- [Exercise material]
☆ ☆ ☆ ☆ ☆ ☆ ☆

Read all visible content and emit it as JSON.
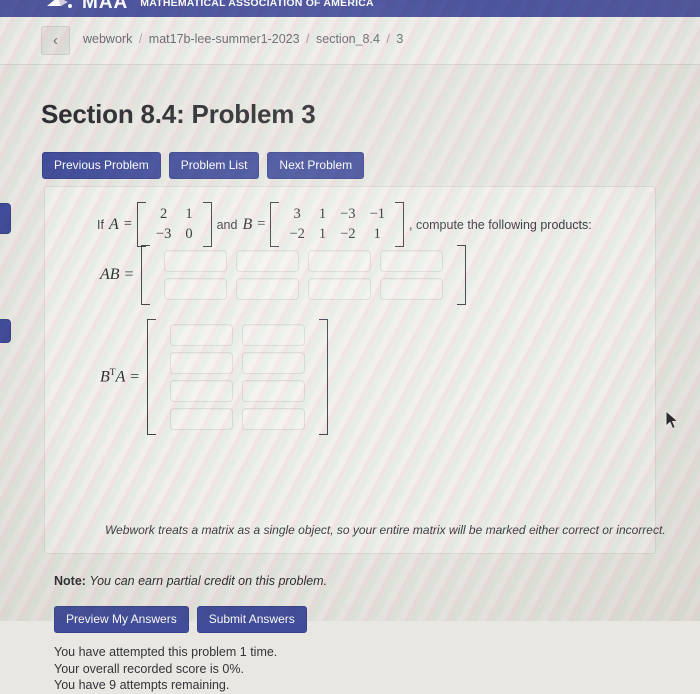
{
  "brand": {
    "logo_alt": "maa-logo",
    "short": "MAA",
    "full": "MATHEMATICAL ASSOCIATION OF AMERICA",
    "bar_color": "#4f56a0"
  },
  "breadcrumb": {
    "back_label": "‹",
    "root": "webwork",
    "course": "mat17b-lee-summer1-2023",
    "section": "section_8.4",
    "problem": "3",
    "separator": "/"
  },
  "page": {
    "title": "Section 8.4: Problem 3",
    "accent_color": "#414d9b"
  },
  "nav_buttons": {
    "previous": "Previous Problem",
    "list": "Problem List",
    "next": "Next Problem"
  },
  "problem": {
    "lead": "If",
    "var_a": "A",
    "equals": "=",
    "and": "and",
    "var_b": "B",
    "matrix_a": [
      [
        "2",
        "1"
      ],
      [
        "−3",
        "0"
      ]
    ],
    "matrix_b": [
      [
        "3",
        "1",
        "−3",
        "−1"
      ],
      [
        "−2",
        "1",
        "−2",
        "1"
      ]
    ],
    "trailing": ", compute the following products:",
    "answers": [
      {
        "name": "AB",
        "label_base": "AB",
        "label_sup": "",
        "rows": 2,
        "cols": 4,
        "values": [
          [
            "",
            "",
            "",
            ""
          ],
          [
            "",
            "",
            "",
            ""
          ]
        ]
      },
      {
        "name": "BTA",
        "label_base": "B",
        "label_sup": "T",
        "label_tail": "A",
        "rows": 4,
        "cols": 2,
        "values": [
          [
            "",
            ""
          ],
          [
            "",
            ""
          ],
          [
            "",
            ""
          ],
          [
            "",
            ""
          ]
        ]
      }
    ],
    "card_note": "Webwork treats a matrix as a single object, so your entire matrix will be marked either correct or incorrect."
  },
  "note": {
    "prefix": "Note:",
    "text": "You can earn partial credit on this problem."
  },
  "submit_buttons": {
    "preview": "Preview My Answers",
    "submit": "Submit Answers"
  },
  "status": {
    "line1": "You have attempted this problem 1 time.",
    "line2": "Your overall recorded score is 0%.",
    "line3": "You have 9 attempts remaining."
  }
}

☆ ☆ ☆ ☆ ☆ ☆ ☆

- [Your objective] From the data above, write out everything exactly except the pictures.

- [Completed task]
Read all visible content and emit it as JSON.
{
  "brand": {
    "logo_alt": "maa-logo",
    "short": "MAA",
    "full": "MATHEMATICAL ASSOCIATION OF AMERICA",
    "bar_color": "#4f56a0"
  },
  "breadcrumb": {
    "back_label": "‹",
    "root": "webwork",
    "course": "mat17b-lee-summer1-2023",
    "section": "section_8.4",
    "problem": "3",
    "separator": "/"
  },
  "page": {
    "title": "Section 8.4: Problem 3",
    "accent_color": "#414d9b"
  },
  "nav_buttons": {
    "previous": "Previous Problem",
    "list": "Problem List",
    "next": "Next Problem"
  },
  "problem": {
    "lead": "If",
    "var_a": "A",
    "equals": "=",
    "and": "and",
    "var_b": "B",
    "matrix_a": [
      [
        "2",
        "1"
      ],
      [
        "−3",
        "0"
      ]
    ],
    "matrix_b": [
      [
        "3",
        "1",
        "−3",
        "−1"
      ],
      [
        "−2",
        "1",
        "−2",
        "1"
      ]
    ],
    "trailing": ", compute the following products:",
    "answers": [
      {
        "name": "AB",
        "label_base": "AB",
        "label_sup": "",
        "rows": 2,
        "cols": 4,
        "values": [
          [
            "",
            "",
            "",
            ""
          ],
          [
            "",
            "",
            "",
            ""
          ]
        ]
      },
      {
        "name": "BTA",
        "label_base": "B",
        "label_sup": "T",
        "label_tail": "A",
        "rows": 4,
        "cols": 2,
        "values": [
          [
            "",
            ""
          ],
          [
            "",
            ""
          ],
          [
            "",
            ""
          ],
          [
            "",
            ""
          ]
        ]
      }
    ],
    "card_note": "Webwork treats a matrix as a single object, so your entire matrix will be marked either correct or incorrect."
  },
  "note": {
    "prefix": "Note:",
    "text": "You can earn partial credit on this problem."
  },
  "submit_buttons": {
    "preview": "Preview My Answers",
    "submit": "Submit Answers"
  },
  "status": {
    "line1": "You have attempted this problem 1 time.",
    "line2": "Your overall recorded score is 0%.",
    "line3": "You have 9 attempts remaining."
  }
}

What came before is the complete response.